### Directions
Lines holding the string "copyright" are the ones to copy; find them all in the data.

Source data:
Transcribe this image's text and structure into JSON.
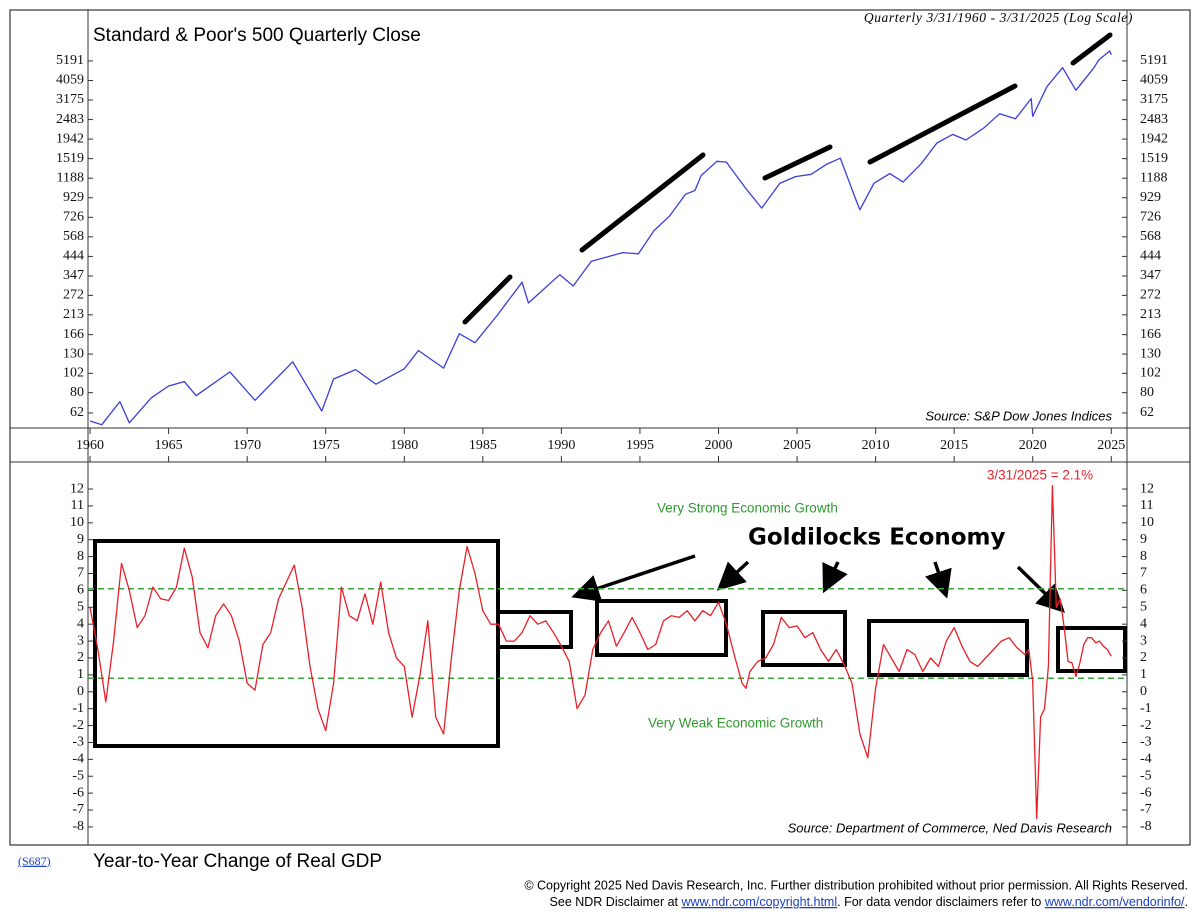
{
  "chart_data": [
    {
      "type": "line",
      "title": "Standard & Poor's 500 Quarterly Close",
      "subtitle": "Quarterly 3/31/1960 - 3/31/2025 (Log Scale)",
      "source": "Source: S&P Dow Jones Indices",
      "log_scale": true,
      "color": "#3b3fd8",
      "x": [
        1960.0,
        1960.75,
        1961.9,
        1962.5,
        1963.9,
        1965.0,
        1966.0,
        1966.75,
        1968.9,
        1970.5,
        1972.9,
        1974.75,
        1975.5,
        1976.9,
        1978.2,
        1980.0,
        1980.9,
        1982.5,
        1983.5,
        1984.5,
        1985.9,
        1987.5,
        1987.9,
        1989.9,
        1990.75,
        1991.9,
        1993.9,
        1994.9,
        1995.9,
        1996.9,
        1997.9,
        1998.5,
        1998.9,
        1999.9,
        2000.5,
        2001.75,
        2002.75,
        2003.9,
        2004.9,
        2005.9,
        2006.9,
        2007.75,
        2008.75,
        2009.0,
        2009.9,
        2010.9,
        2011.75,
        2012.9,
        2013.9,
        2014.9,
        2015.75,
        2016.9,
        2017.9,
        2018.9,
        2019.9,
        2020.0,
        2020.9,
        2021.9,
        2022.75,
        2023.9,
        2024.2,
        2024.9,
        2025.0
      ],
      "values": [
        56,
        53.5,
        71.5,
        54.8,
        75,
        87,
        92,
        77,
        103.9,
        72.7,
        118,
        63.5,
        95,
        107,
        89,
        108,
        136,
        109,
        168,
        150,
        211,
        321,
        247,
        353,
        306,
        417,
        466,
        459,
        615,
        740,
        970,
        1017,
        1229,
        1469,
        1455,
        1040,
        815,
        1112,
        1212,
        1248,
        1418,
        1527,
        903,
        798,
        1115,
        1258,
        1131,
        1426,
        1848,
        2059,
        1920,
        2239,
        2674,
        2507,
        3231,
        2585,
        3756,
        4766,
        3586,
        4770,
        5254,
        5882,
        5612
      ],
      "xlim": [
        1959.87,
        2026.0
      ],
      "xticks": [
        1960,
        1965,
        1970,
        1975,
        1980,
        1985,
        1990,
        1995,
        2000,
        2005,
        2010,
        2015,
        2020,
        2025
      ],
      "ylim": [
        51.3,
        9850
      ],
      "yticks": [
        62,
        80,
        102,
        130,
        166,
        213,
        272,
        347,
        444,
        568,
        726,
        929,
        1188,
        1519,
        1942,
        2483,
        3175,
        4059,
        5191
      ]
    },
    {
      "type": "line",
      "title": "Year-to-Year Change of Real GDP",
      "source": "Source: Department of Commerce, Ned Davis Research",
      "latest_label": "3/31/2025 = 2.1%",
      "upper_label": "Very Strong Economic Growth",
      "lower_label": "Very Weak Economic Growth",
      "callout": "Goldilocks Economy",
      "color": "#e8202a",
      "reference_lines": [
        {
          "value": 6.1,
          "color": "#3aa53a"
        },
        {
          "value": 0.8,
          "color": "#3aa53a"
        }
      ],
      "x": [
        1960.0,
        1960.5,
        1961.0,
        1961.5,
        1962.0,
        1962.5,
        1963.0,
        1963.5,
        1964.0,
        1964.5,
        1965.0,
        1965.5,
        1966.0,
        1966.5,
        1967.0,
        1967.5,
        1968.0,
        1968.5,
        1969.0,
        1969.5,
        1970.0,
        1970.5,
        1971.0,
        1971.5,
        1972.0,
        1972.5,
        1973.0,
        1973.5,
        1974.0,
        1974.5,
        1975.0,
        1975.5,
        1976.0,
        1976.5,
        1977.0,
        1977.5,
        1978.0,
        1978.5,
        1979.0,
        1979.5,
        1980.0,
        1980.5,
        1981.0,
        1981.5,
        1982.0,
        1982.5,
        1983.0,
        1983.5,
        1984.0,
        1984.5,
        1985.0,
        1985.5,
        1986.0,
        1986.5,
        1987.0,
        1987.5,
        1988.0,
        1988.5,
        1989.0,
        1989.5,
        1990.0,
        1990.5,
        1991.0,
        1991.5,
        1992.0,
        1992.5,
        1993.0,
        1993.5,
        1994.0,
        1994.5,
        1995.0,
        1995.5,
        1996.0,
        1996.5,
        1997.0,
        1997.5,
        1998.0,
        1998.5,
        1999.0,
        1999.5,
        2000.0,
        2000.5,
        2001.0,
        2001.5,
        2001.75,
        2002.0,
        2002.5,
        2003.0,
        2003.5,
        2004.0,
        2004.5,
        2005.0,
        2005.5,
        2006.0,
        2006.5,
        2007.0,
        2007.5,
        2008.0,
        2008.5,
        2009.0,
        2009.5,
        2010.0,
        2010.5,
        2011.0,
        2011.5,
        2012.0,
        2012.5,
        2013.0,
        2013.5,
        2014.0,
        2014.5,
        2015.0,
        2015.5,
        2016.0,
        2016.5,
        2017.0,
        2017.5,
        2018.0,
        2018.5,
        2019.0,
        2019.5,
        2019.75,
        2020.0,
        2020.25,
        2020.5,
        2020.75,
        2021.0,
        2021.25,
        2021.5,
        2021.75,
        2022.0,
        2022.25,
        2022.5,
        2022.75,
        2023.0,
        2023.25,
        2023.5,
        2023.75,
        2024.0,
        2024.25,
        2024.5,
        2024.75,
        2025.0
      ],
      "values": [
        5.0,
        2.5,
        -0.6,
        3.0,
        7.6,
        6.0,
        3.8,
        4.5,
        6.2,
        5.5,
        5.4,
        6.2,
        8.5,
        6.8,
        3.5,
        2.6,
        4.5,
        5.2,
        4.5,
        3.0,
        0.5,
        0.1,
        2.8,
        3.5,
        5.5,
        6.5,
        7.5,
        5.0,
        1.5,
        -1.0,
        -2.3,
        0.5,
        6.2,
        4.5,
        4.2,
        5.8,
        4.0,
        6.5,
        3.5,
        2.0,
        1.5,
        -1.5,
        1.0,
        4.2,
        -1.5,
        -2.5,
        2.0,
        6.0,
        8.6,
        7.0,
        4.8,
        4.0,
        4.0,
        3.0,
        3.0,
        3.5,
        4.5,
        4.0,
        4.2,
        3.5,
        2.7,
        1.8,
        -1.0,
        -0.2,
        2.5,
        3.5,
        4.2,
        2.7,
        3.5,
        4.4,
        3.5,
        2.5,
        2.8,
        4.2,
        4.5,
        4.4,
        4.8,
        4.2,
        4.8,
        4.5,
        5.3,
        4.0,
        2.2,
        0.5,
        0.2,
        1.2,
        1.8,
        2.0,
        2.8,
        4.4,
        3.8,
        3.9,
        3.2,
        3.5,
        2.5,
        1.8,
        2.5,
        1.6,
        0.5,
        -2.5,
        -3.9,
        0.2,
        2.8,
        2.0,
        1.2,
        2.5,
        2.2,
        1.2,
        2.0,
        1.5,
        3.0,
        3.8,
        2.7,
        1.8,
        1.5,
        2.0,
        2.5,
        3.0,
        3.2,
        2.6,
        2.2,
        2.5,
        0.6,
        -7.5,
        -1.5,
        -1.0,
        1.5,
        12.2,
        5.0,
        5.5,
        3.8,
        1.8,
        1.7,
        0.9,
        1.7,
        2.8,
        3.2,
        3.2,
        2.9,
        3.0,
        2.7,
        2.5,
        2.1
      ],
      "xlim": [
        1959.87,
        2026.0
      ],
      "ylim": [
        -9.07,
        13.6
      ],
      "yticks": [
        -8,
        -7,
        -6,
        -5,
        -4,
        -3,
        -2,
        -1,
        0,
        1,
        2,
        3,
        4,
        5,
        6,
        7,
        8,
        9,
        10,
        11,
        12
      ]
    }
  ],
  "footer": {
    "code": "(S687)",
    "copyright": "© Copyright 2025 Ned Davis Research, Inc.  Further distribution prohibited without prior permission.  All Rights Reserved.",
    "disclaimer": [
      "See NDR Disclaimer at ",
      "www.ndr.com/copyright.html",
      ". For data vendor disclaimers refer to ",
      "www.ndr.com/vendorinfo/",
      "."
    ]
  }
}
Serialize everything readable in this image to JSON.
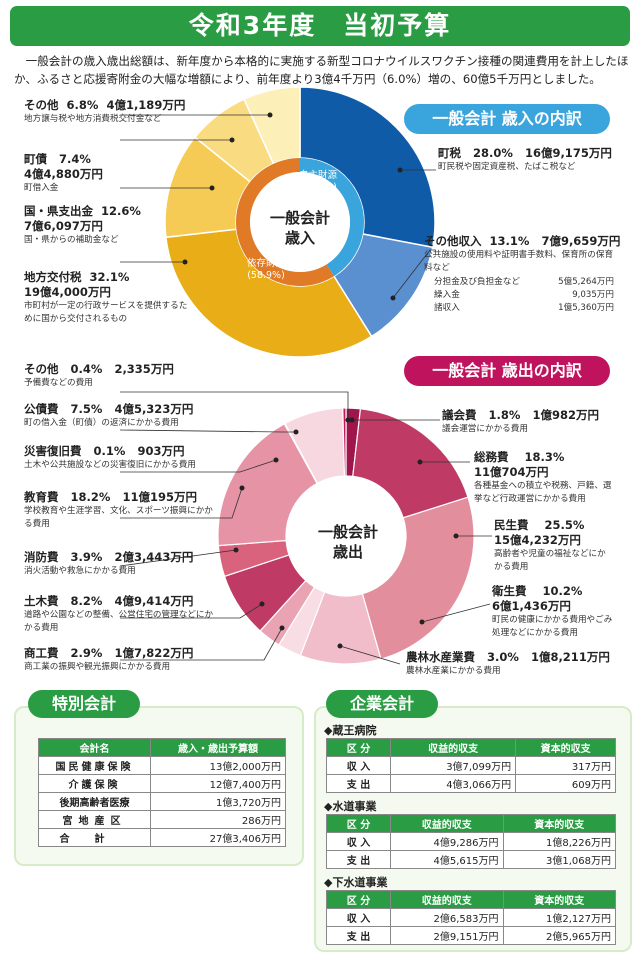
{
  "title": "令和3年度　当初予算",
  "intro": "一般会計の歳入歳出総額は、新年度から本格的に実施する新型コロナウイルスワクチン接種の関連費用を計上したほか、ふるさと応援寄附金の大幅な増額により、前年度より3億4千万円（6.0%）増の、60億5千万円としました。",
  "chart_data": [
    {
      "type": "pie",
      "title": "一般会計 歳入の内訳",
      "center_label": [
        "一般会計",
        "歳入"
      ],
      "ring_labels": {
        "own": "自主財源",
        "own_pct": "(41.1%)",
        "dep": "依存財源",
        "dep_pct": "(58.9%)"
      },
      "series": [
        {
          "name": "町税",
          "pct": "28.0%",
          "amount": "16億9,175万円",
          "value": 28.0,
          "note": "町民税や固定資産税、たばこ税など",
          "color": "#0f5ba8"
        },
        {
          "name": "その他収入",
          "pct": "13.1%",
          "amount": "7億9,659万円",
          "value": 13.1,
          "note": "公共施設の使用料や証明書手数料、保育所の保育料など",
          "color": "#5a8fd0"
        },
        {
          "name": "地方交付税",
          "pct": "32.1%",
          "amount": "19億4,000万円",
          "value": 32.1,
          "note": "市町村が一定の行政サービスを提供するために国から交付されるもの",
          "color": "#e8ad17"
        },
        {
          "name": "国・県支出金",
          "pct": "12.6%",
          "amount": "7億6,097万円",
          "value": 12.6,
          "note": "国・県からの補助金など",
          "color": "#f6cb55"
        },
        {
          "name": "町債",
          "pct": "7.4%",
          "amount": "4億4,880万円",
          "value": 7.4,
          "note": "町借入金",
          "color": "#f9dc82"
        },
        {
          "name": "その他",
          "pct": "6.8%",
          "amount": "4億1,189万円",
          "value": 6.8,
          "note": "地方譲与税や地方消費税交付金など",
          "color": "#fcefb8"
        }
      ],
      "breakdown": [
        {
          "name": "分担金及び負担金など",
          "amount": "5億5,264万円"
        },
        {
          "name": "繰入金",
          "amount": "9,035万円"
        },
        {
          "name": "諸収入",
          "amount": "1億5,360万円"
        }
      ]
    },
    {
      "type": "pie",
      "title": "一般会計 歳出の内訳",
      "center_label": [
        "一般会計",
        "歳出"
      ],
      "series": [
        {
          "name": "議会費",
          "pct": "1.8%",
          "amount": "1億982万円",
          "value": 1.8,
          "note": "議会運営にかかる費用",
          "color": "#a0154c"
        },
        {
          "name": "総務費",
          "pct": "18.3%",
          "amount": "11億704万円",
          "value": 18.3,
          "note": "各種基金への積立や税務、戸籍、選挙など行政運営にかかる費用",
          "color": "#bf3a64"
        },
        {
          "name": "民生費",
          "pct": "25.5%",
          "amount": "15億4,232万円",
          "value": 25.5,
          "note": "高齢者や児童の福祉などにかかる費用",
          "color": "#e38e9c"
        },
        {
          "name": "衛生費",
          "pct": "10.2%",
          "amount": "6億1,436万円",
          "value": 10.2,
          "note": "町民の健康にかかる費用やごみ処理などにかかる費用",
          "color": "#f2bdcb"
        },
        {
          "name": "農林水産業費",
          "pct": "3.0%",
          "amount": "1億8,211万円",
          "value": 3.0,
          "note": "農林水産業にかかる費用",
          "color": "#f8dde5"
        },
        {
          "name": "商工費",
          "pct": "2.9%",
          "amount": "1億7,822万円",
          "value": 2.9,
          "note": "商工業の振興や観光振興にかかる費用",
          "color": "#e9a3b3"
        },
        {
          "name": "土木費",
          "pct": "8.2%",
          "amount": "4億9,414万円",
          "value": 8.2,
          "note": "道路や公園などの整備、公営住宅の管理などにかかる費用",
          "color": "#bf3a64"
        },
        {
          "name": "消防費",
          "pct": "3.9%",
          "amount": "2億3,443万円",
          "value": 3.9,
          "note": "消火活動や救急にかかる費用",
          "color": "#d9637c"
        },
        {
          "name": "教育費",
          "pct": "18.2%",
          "amount": "11億195万円",
          "value": 18.2,
          "note": "学校教育や生涯学習、文化、スポーツ振興にかかる費用",
          "color": "#e693a5"
        },
        {
          "name": "災害復旧費",
          "pct": "0.1%",
          "amount": "903万円",
          "value": 0.1,
          "note": "土木や公共施設などの災害復旧にかかる費用",
          "color": "#d9637c"
        },
        {
          "name": "公債費",
          "pct": "7.5%",
          "amount": "4億5,323万円",
          "value": 7.5,
          "note": "町の借入金（町債）の返済にかかる費用",
          "color": "#f7d8e0"
        },
        {
          "name": "その他",
          "pct": "0.4%",
          "amount": "2,335万円",
          "value": 0.4,
          "note": "予備費などの費用",
          "color": "#c2185b"
        }
      ]
    }
  ],
  "special": {
    "title": "特別会計",
    "headers": [
      "会計名",
      "歳入・歳出予算額"
    ],
    "rows": [
      [
        "国民健康保険",
        "13億2,000万円"
      ],
      [
        "介護保険",
        "12億7,400万円"
      ],
      [
        "後期高齢者医療",
        "1億3,720万円"
      ],
      [
        "宮地産区",
        "286万円"
      ],
      [
        "合計",
        "27億3,406万円"
      ]
    ]
  },
  "enterprise": {
    "title": "企業会計",
    "headers": [
      "区 分",
      "収益的収支",
      "資本的収支"
    ],
    "sections": [
      {
        "name": "◆蔵王病院",
        "rows": [
          [
            "収 入",
            "3億7,099万円",
            "317万円"
          ],
          [
            "支 出",
            "4億3,066万円",
            "609万円"
          ]
        ]
      },
      {
        "name": "◆水道事業",
        "rows": [
          [
            "収 入",
            "4億9,286万円",
            "1億8,226万円"
          ],
          [
            "支 出",
            "4億5,615万円",
            "3億1,068万円"
          ]
        ]
      },
      {
        "name": "◆下水道事業",
        "rows": [
          [
            "収 入",
            "2億6,583万円",
            "1億2,127万円"
          ],
          [
            "支 出",
            "2億9,151万円",
            "2億5,965万円"
          ]
        ]
      }
    ]
  }
}
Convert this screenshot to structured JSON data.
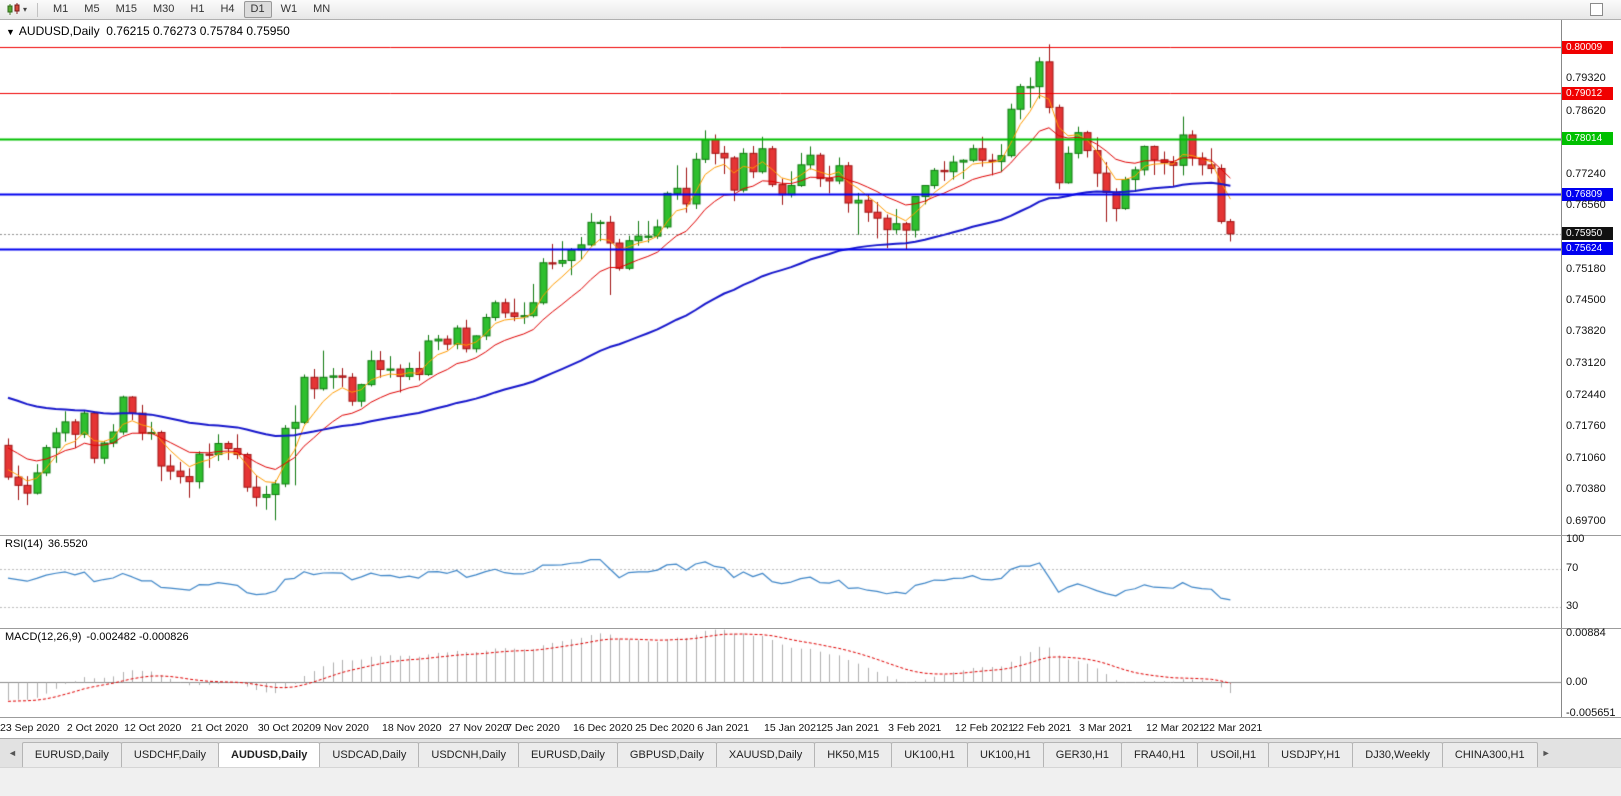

### Output for this task
    "copyright": "© Copyright 2025 Ned Davis Research, Inc.  Further distribution prohibited without prior permission.  All Rights Reserved.",
      "www.ndr.com/copyright.html",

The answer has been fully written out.